COMPITO DA SVOLGERE =>
Prosegui il brano sugli ipogei di Agrigento, riprendendo subito dopo la sua ultima frase.

BRANO DA LEGGERE =>
━━━━━━━━━━━━━━━━━━━━

Gli ipogei (dal greco ùpos, “sotto” e gèos, “terra”) di Agrigento sono cavità e gallerie artificiali, scavate dall’uomo in periodi diversi, nella stessa roccia con la quale sono stati edificati i monumenti storici della città e buona parte del suo centro storico. La loro funzione era quella di raccogliere le acque sotterranee, ma, secondo le ipotesi di molti studiosi, gli ipogei avevano anche una funzione di stampo militare/difensivo. E' stata smentita l'ipotesi che questo sito archeologico avesse una funzione di necropoli, poiché, oltre alla mancanza di loculi e corredi funerari, le civiltà che popolarono questa parte della Sicilia (sicana, greca, romana, araba e normanna) non usavano inumare i cadaveri sotto le città.

Storia[modifica | modifica wikitesto]

Le prime fonti storiche che attestano l'esistenza degli ipogei agrigentini ci vengono date dallo storico siceliota Diodoro Siculo. Nella sua opera di storia universale, la Biblioteca Storica, precisamente nei libri XI e XIII (I secolo a.C.), ci sono molte informazioni utili sulla datazione di questi siti archeologici. Secondo le notizie dello storico di Agyrion (oggi Enna), intorno al 480 a.C., la città di Agrigento (in quei tempi colonia greca col nome di Akràgas) si dotò di un sistema di condotti sotterranei, costruiti sotto la guida di un architetto soprannominato Feace. I lavori di scavo furono agevolati dal fatto che vi era una grande presenza di schiavi cartaginesi, catturati grazie al buon esito della famosa Battaglia di Imera, dalla quale le città di Agrigento, governata dal tiranno Terone, e Siracusa, governata dal noto Gelone, ne uscirono vittoriose.

━━━━━━━━━━━━━━━━━━━━

Record dei riquadri degli elementi immagine:
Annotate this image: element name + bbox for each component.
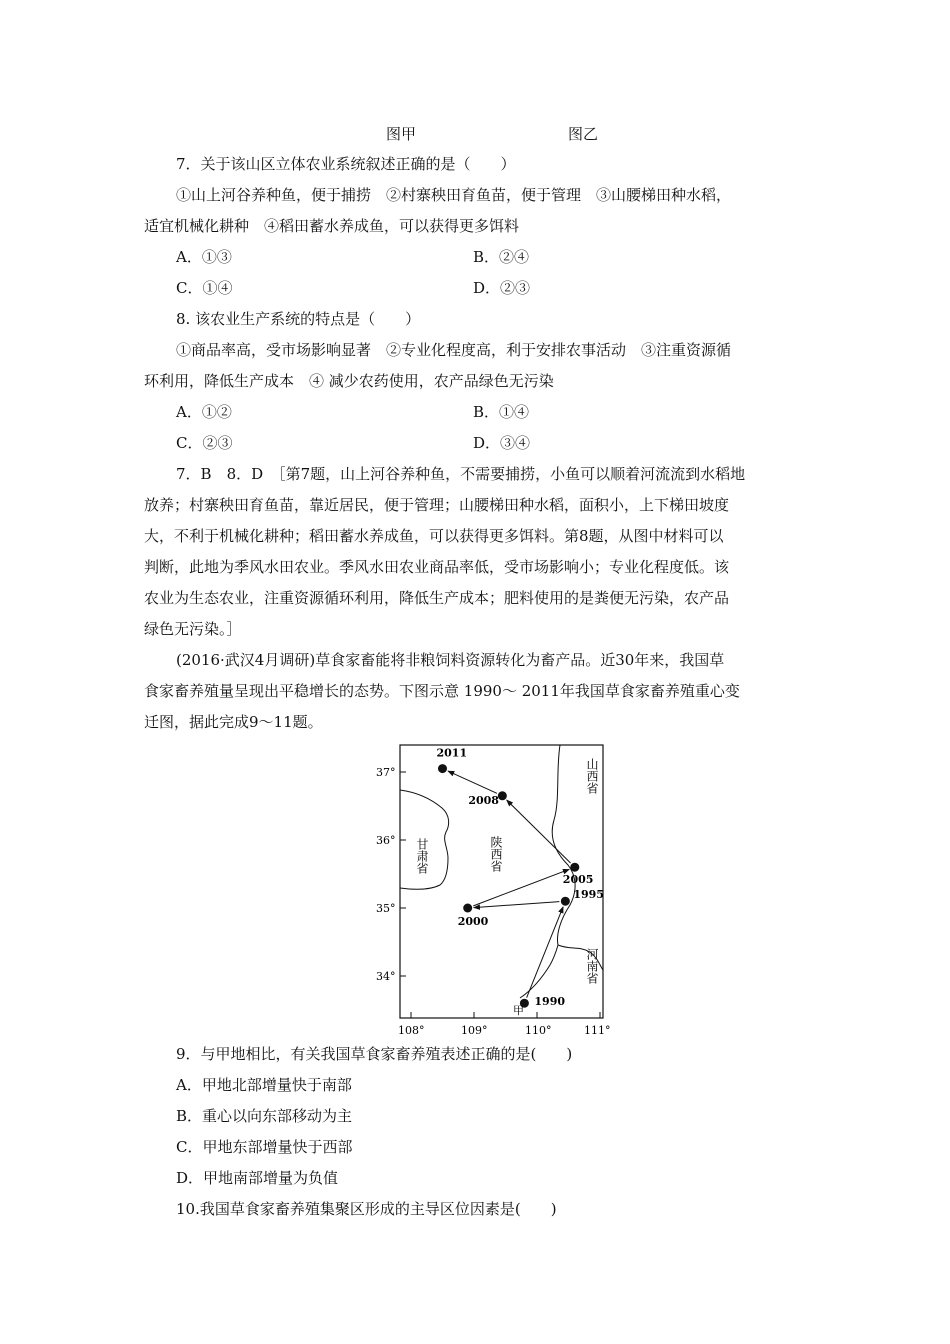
q7-option-c: C．①④	[176, 279, 233, 297]
q7-statement-line1: ①山上河谷养种鱼，便于捕捞 ②村寨秧田育鱼苗，便于管理 ③山腰梯田种水稻，	[176, 186, 732, 204]
intro-line3: 迁图，据此完成9～11题。	[144, 713, 323, 731]
arrow-2005-2008	[507, 800, 571, 863]
q9-option-a: A．甲地北部增量快于南部	[176, 1076, 352, 1094]
q8-option-a: A．①②	[176, 403, 232, 421]
q10-stem: 10.我国草食家畜养殖集聚区形成的主导区位因素是( )	[176, 1200, 557, 1218]
lat-tick-34: 34°	[376, 970, 396, 983]
arrow-2000-2005	[473, 869, 569, 906]
q9-option-d: D．甲地南部增量为负值	[176, 1169, 339, 1187]
lat-tick-36: 36°	[376, 834, 396, 847]
q9-option-b: B．重心以向东部移动为主	[176, 1107, 353, 1125]
point-label-2000: 2000	[457, 915, 489, 928]
q7-option-d: D．②③	[473, 279, 531, 297]
south-boundary	[520, 945, 558, 998]
q9-stem: 9．与甲地相比，有关我国草食家畜养殖表述正确的是( )	[176, 1045, 573, 1063]
answer-line3: 大，不利于机械化耕种；稻田蓄水养成鱼，可以获得更多饵料。第8题，从图中材料可以	[144, 527, 724, 545]
lat-tick-35: 35°	[376, 902, 396, 915]
point-1995	[561, 897, 570, 906]
point-2000	[463, 904, 472, 913]
figure-caption-right: 图乙	[568, 125, 599, 143]
answer-line6: 绿色无污染。］	[144, 620, 242, 638]
label-jia: 甲	[513, 1004, 524, 1017]
q7-option-b: B．②④	[473, 248, 530, 266]
migration-arrows	[448, 771, 571, 998]
lat-tick-37: 37°	[376, 766, 396, 779]
point-2005	[570, 863, 579, 872]
label-henan: 河南省	[585, 948, 599, 984]
arrow-1995-2000	[474, 902, 560, 908]
lon-tick-108: 108°	[398, 1024, 425, 1037]
point-label-2011: 2011	[436, 746, 468, 760]
q8-option-d: D．③④	[473, 434, 531, 452]
intro-line1: (2016·武汉4月调研)草食家畜能将非粮饲料资源转化为畜产品。近30年来，我国草	[176, 651, 725, 669]
q7-statement-line2: 适宜机械化耕种 ④稻田蓄水养成鱼，可以获得更多饵料	[144, 217, 520, 235]
q9-option-c: C．甲地东部增量快于西部	[176, 1138, 353, 1156]
label-shanxi: 山西省	[585, 758, 599, 794]
q8-statement-line2: 环利用，降低生产成本 ④ 减少农药使用，农产品绿色无污染	[144, 372, 554, 390]
migration-map	[370, 740, 620, 1040]
point-label-1995: 1995	[573, 888, 604, 902]
point-label-2008: 2008	[468, 793, 499, 807]
q7-stem: 7．关于该山区立体农业系统叙述正确的是（ ）	[176, 155, 516, 173]
figure-caption-left: 图甲	[386, 125, 417, 143]
yellow-river-boundary	[552, 745, 575, 945]
label-shaanxi: 陕西省	[489, 836, 503, 872]
q8-option-b: B．①④	[473, 403, 530, 421]
q8-option-c: C．②③	[176, 434, 233, 452]
arrow-1990-1995	[527, 907, 563, 998]
lon-tick-111: 111°	[584, 1024, 611, 1037]
point-2008	[498, 791, 507, 800]
q8-statement-line1: ①商品率高，受市场影响显著 ②专业化程度高，利于安排农事活动 ③注重资源循	[176, 341, 732, 359]
label-gansu: 甘肃省	[415, 838, 429, 874]
arrow-2008-2011	[448, 771, 497, 793]
answer-line2: 放养；村寨秧田育鱼苗，靠近居民，便于管理；山腰梯田种水稻，面积小，上下梯田坡度	[144, 496, 730, 514]
lon-tick-109: 109°	[461, 1024, 488, 1037]
lon-tick-110: 110°	[525, 1024, 552, 1037]
answer-line1: 7．B 8．D ［第7题，山上河谷养种鱼，不需要捕捞，小鱼可以顺着河流流到水稻地	[176, 465, 746, 483]
q7-option-a: A．①③	[176, 248, 232, 266]
point-label-1990: 1990	[534, 995, 566, 1009]
q8-stem: 8. 该农业生产系统的特点是（ ）	[176, 310, 421, 328]
axis-ticks	[400, 772, 600, 1018]
intro-line2: 食家畜养殖量呈现出平稳增长的态势。下图示意 1990～ 2011年我国草食家畜养殖重心变	[144, 682, 740, 700]
migration-points	[437, 747, 604, 1009]
point-2011	[438, 764, 447, 773]
answer-line5: 农业为生态农业，注重资源循环利用，降低生产成本；肥料使用的是粪便无污染，农产品	[144, 589, 730, 607]
answer-line4: 判断，此地为季风水田农业。季风水田农业商品率低，受市场影响小；专业化程度低。该	[144, 558, 730, 576]
point-label-2005: 2005	[562, 873, 594, 887]
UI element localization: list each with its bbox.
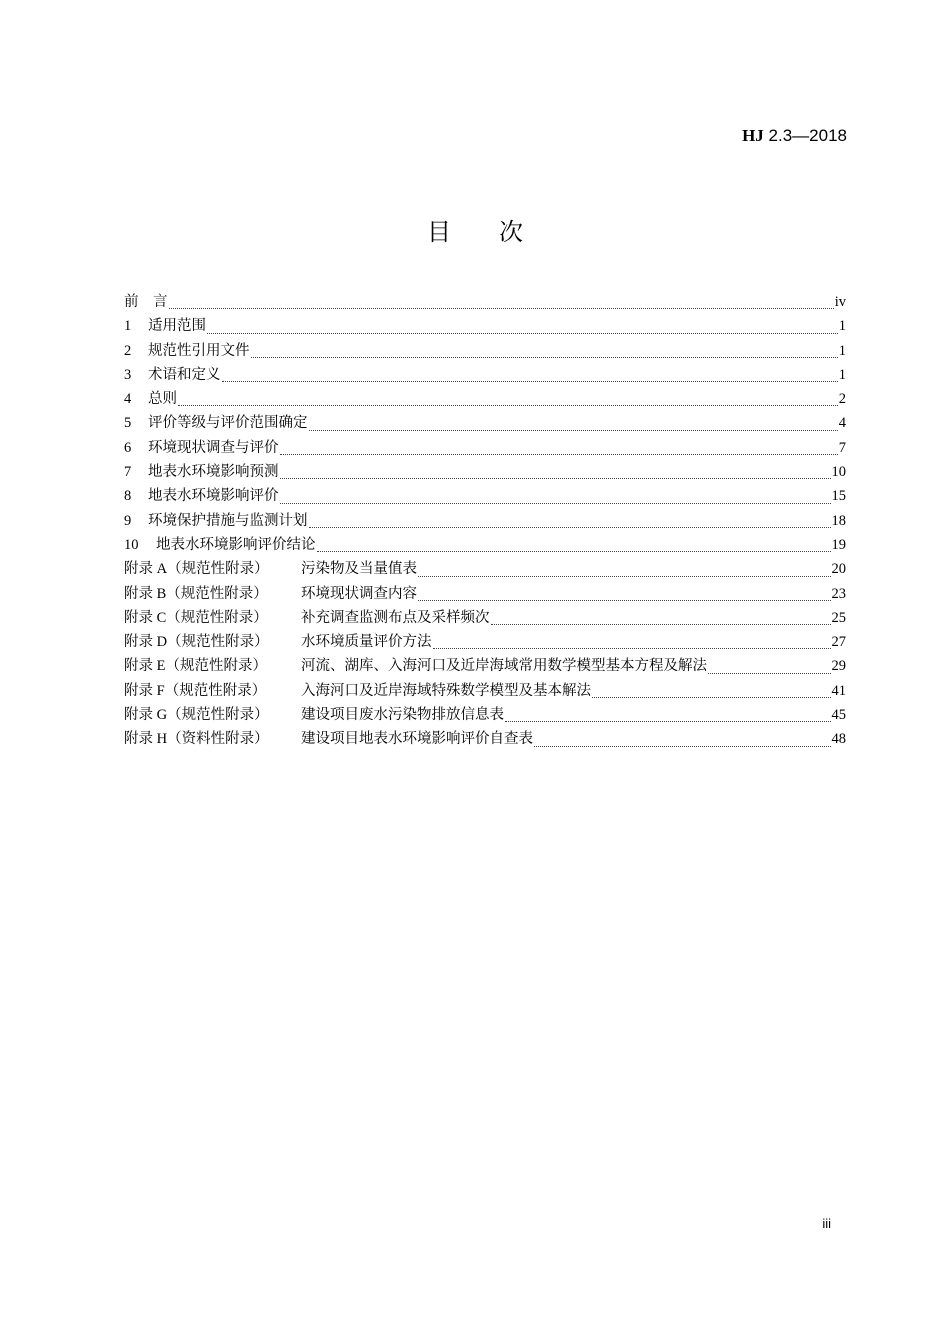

━━━━━━━━━━━━━━━━━━━━

RISULTATO DELL'ESERCIZIO =>
Descrizione[modifica | modifica wikitesto]

Il percorso complessivo degli ipogei è di circa 17 chilometri[2]. Lo studio del tracciato, per il crollo di numerose gallerie e per l'espansione dal centro abitato, è diventato praticamente impossibile. Si possono distinguere quattro grandi “tronchi” in base alla posizione degli antichi condotti:

Primo tronco - Tronco Rupe Atenea[modifica | modifica wikitesto]

Il primo tronco dalla Rupe Atenea, sommità orientale della collina di Agrigento, sino ai templi di Castore e Polluce, comprende i seguenti Ipogei: del Santuario rupestre di Demetra, di San Biagio , di Coddu Virdi, di Tamburello, di Bonamorone, di Filippazzo, di Giacatello, di Sala-Perez, di Zuccarello, di Dara, di Lu Cuccu, di San Calogero, di Pipitusario, delle Forche, dell' Amela, dei Dioscuri.

Secondo tronco - Tronco dello Sperone[modifica | modifica wikitesto]

Il secondo tronco dello Sperone comprende i seguenti Ipogei: Fafante, presso il fiume San Biagio, e Natalello, nel quartiere di Villaggio Mosè.

Terzo tronco - Tronco di Monserrato[modifica | modifica wikitesto]

Il terzo tronco si trova nel quartiere di Monserrato, a sud della città e comprende gl'Ipogei Dovico, Zunica, Sileci, Giudice, Tuttolomondo, Quaglia e Lo Mascolo.

Quarto tronco - Tronco del Colle[modifica | modifica wikitesto]

Il quarto tronco del Colle, parte occidentale della città, è costituito dai seguenti Ipogei: della Villa Piccola, antistante la Porta di Ponte, oggi coperte dalle villette omonime; Mirati, Fontana dei Canali, Gebbia Grande, del Purgatorio, S. Lucia, Acqua Amara, Santa Maria dei Greci, degli Oblati, Puzzillo.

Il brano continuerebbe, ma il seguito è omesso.